* BEGIN PROVIDED RECORDS *

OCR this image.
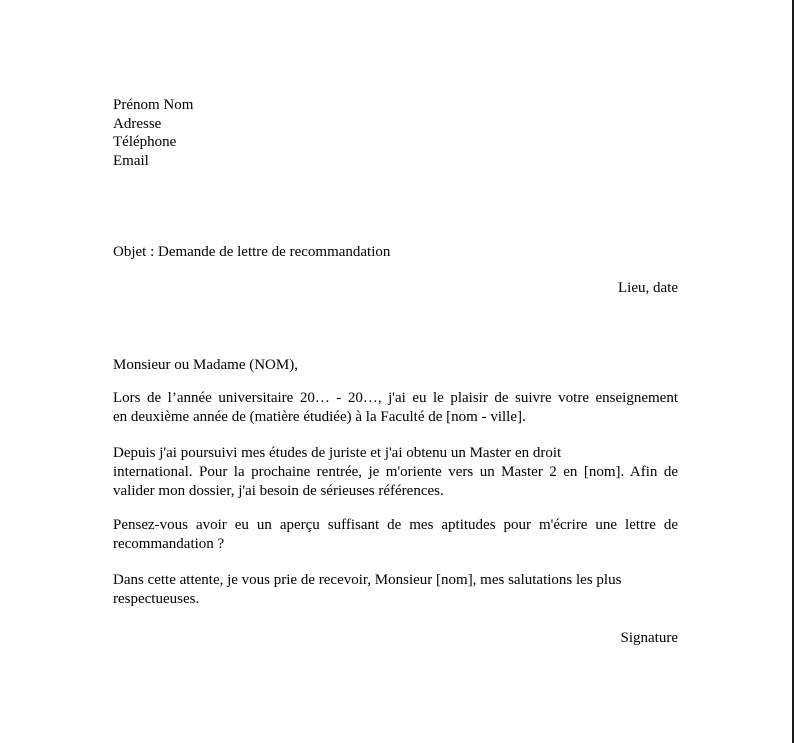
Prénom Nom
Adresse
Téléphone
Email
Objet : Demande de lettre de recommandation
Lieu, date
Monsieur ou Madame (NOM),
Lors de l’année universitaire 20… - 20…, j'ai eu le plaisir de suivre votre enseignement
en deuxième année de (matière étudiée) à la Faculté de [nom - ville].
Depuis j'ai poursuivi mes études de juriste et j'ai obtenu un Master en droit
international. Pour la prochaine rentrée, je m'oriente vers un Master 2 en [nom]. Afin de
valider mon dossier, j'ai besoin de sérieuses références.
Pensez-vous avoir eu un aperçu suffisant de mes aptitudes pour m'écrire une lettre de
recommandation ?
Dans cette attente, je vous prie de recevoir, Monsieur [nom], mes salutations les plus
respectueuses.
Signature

* END PROVIDED RECORDS *

Without the pictures, restate all of the entries above verbatim.

OCR this image.
Prénom Nom
Adresse
Téléphone
Email
Objet : Demande de lettre de recommandation
Lieu, date
Monsieur ou Madame (NOM),
Lors de l’année universitaire 20… - 20…, j'ai eu le plaisir de suivre votre enseignement
en deuxième année de (matière étudiée) à la Faculté de [nom - ville].
Depuis j'ai poursuivi mes études de juriste et j'ai obtenu un Master en droit
international. Pour la prochaine rentrée, je m'oriente vers un Master 2 en [nom]. Afin de
valider mon dossier, j'ai besoin de sérieuses références.
Pensez-vous avoir eu un aperçu suffisant de mes aptitudes pour m'écrire une lettre de
recommandation ?
Dans cette attente, je vous prie de recevoir, Monsieur [nom], mes salutations les plus
respectueuses.
Signature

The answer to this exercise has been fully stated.